- **WORK TO COMPLETE**
Check each line of the listing, and copy it if it contains the word "ведущая".
----------------------------------------
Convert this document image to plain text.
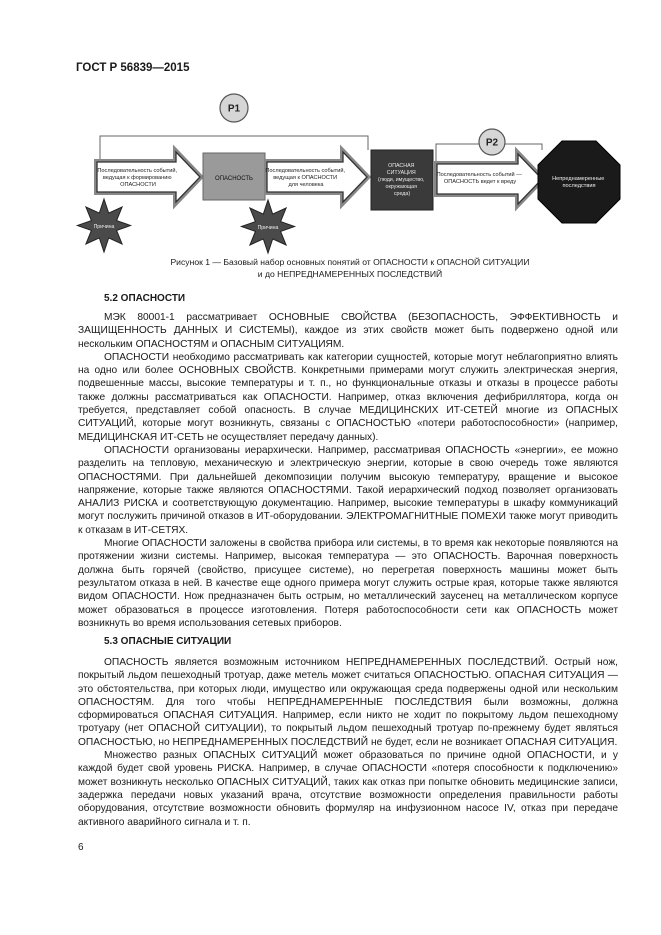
ГОСТ Р 56839—2015
P1
P2
Последовательность событий, ведущая к формированию ОПАСНОСТИ
ОПАСНОСТЬ
Последовательность событий, ведущая к ОПАСНОСТИ для человека
ОПАСНАЯ СИТУАЦИЯ (люди, имущество, окружающая среда)
Последовательность событий — ОПАСНОСТЬ ведет к вреду	Непреднамеренные последствия
Причина	Причина
Рисунок 1 — Базовый набор основных понятий от ОПАСНОСТИ к ОПАСНОЙ СИТУАЦИИ
и до НЕПРЕДНАМЕРЕННЫХ ПОСЛЕДСТВИЙ
5.2 ОПАСНОСТИ

МЭК 80001-1 рассматривает ОСНОВНЫЕ СВОЙСТВА (БЕЗОПАСНОСТЬ, ЭФФЕКТИВНОСТЬ и ЗАЩИЩЕННОСТЬ ДАННЫХ И СИСТЕМЫ), каждое из этих свойств может быть подвержено одной или нескольким ОПАСНОСТЯМ и ОПАСНЫМ СИТУАЦИЯМ.

ОПАСНОСТИ необходимо рассматривать как категории сущностей, которые могут неблагоприятно влиять на одно или более ОСНОВНЫХ СВОЙСТВ. Конкретными примерами могут служить электрическая энергия, подвешенные массы, высокие температуры и т. п., но функциональные отказы и отказы в процессе работы также должны рассматриваться как ОПАСНОСТИ. Например, отказ включения дефибриллятора, когда он требуется, представляет собой опасность. В случае МЕДИЦИНСКИХ ИТ-СЕТЕЙ многие из ОПАСНЫХ СИТУАЦИЙ, которые могут возникнуть, связаны с ОПАСНОСТЬЮ «потери работоспособности» (например, МЕДИЦИНСКАЯ ИТ-СЕТЬ не осуществляет передачу данных).

ОПАСНОСТИ организованы иерархически. Например, рассматривая ОПАСНОСТЬ «энергии», ее можно разделить на тепловую, механическую и электрическую энергии, которые в свою очередь тоже являются ОПАСНОСТЯМИ. При дальнейшей декомпозиции получим высокую температуру, вращение и высокое напряжение, которые также являются ОПАСНОСТЯМИ. Такой иерархический подход позволяет организовать АНАЛИЗ РИСКА и соответствующую документацию. Например, высокие температуры в шкафу коммуникаций могут послужить причиной отказов в ИТ-оборудовании. ЭЛЕКТРОМАГНИТНЫЕ ПОМЕХИ также могут приводить к отказам в ИТ-СЕТЯХ.

Многие ОПАСНОСТИ заложены в свойства прибора или системы, в то время как некоторые появляются на протяжении жизни системы. Например, высокая температура — это ОПАСНОСТЬ. Варочная поверхность должна быть горячей (свойство, присущее системе), но перегретая поверхность машины может быть результатом отказа в ней. В качестве еще одного примера могут служить острые края, которые также являются видом ОПАСНОСТИ. Нож предназначен быть острым, но металлический заусенец на металлическом корпусе может образоваться в процессе изготовления. Потеря работоспособности сети как ОПАСНОСТЬ может возникнуть во время использования сетевых приборов.

5.3 ОПАСНЫЕ СИТУАЦИИ

ОПАСНОСТЬ является возможным источником НЕПРЕДНАМЕРЕННЫХ ПОСЛЕДСТВИЙ. Острый нож, покрытый льдом пешеходный тротуар, даже метель может считаться ОПАСНОСТЬЮ. ОПАСНАЯ СИТУАЦИЯ — это обстоятельства, при которых люди, имущество или окружающая среда подвержены одной или нескольким ОПАСНОСТЯМ. Для того чтобы НЕПРЕДНАМЕРЕННЫЕ ПОСЛЕДСТВИЯ были возможны, должна сформироваться ОПАСНАЯ СИТУАЦИЯ. Например, если никто не ходит по покрытому льдом пешеходному тротуару (нет ОПАСНОЙ СИТУАЦИИ), то покрытый льдом пешеходный тротуар по-прежнему будет являться ОПАСНОСТЬЮ, но НЕПРЕДНАМЕРЕННЫХ ПОСЛЕДСТВИЙ не будет, если не возникает ОПАСНАЯ СИТУАЦИЯ.

Множество разных ОПАСНЫХ СИТУАЦИЙ может образоваться по причине одной ОПАСНОСТИ, и у каждой будет свой уровень РИСКА. Например, в случае ОПАСНОСТИ «потеря способности к подключению» может возникнуть несколько ОПАСНЫХ СИТУАЦИЙ, таких как отказ при попытке обновить медицинские записи, задержка передачи новых указаний врача, отсутствие возможности определения правильности работы оборудования, отсутствие возможности обновить формуляр на инфузионном насосе IV, отказ при передаче активного аварийного сигнала и т. п.

6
----------------------------------------
- **TASK SOLUTION**
Последовательность событий, ведущая к формированию ОПАСНОСТИ
Последовательность событий, ведущая к ОПАСНОСТИ для человека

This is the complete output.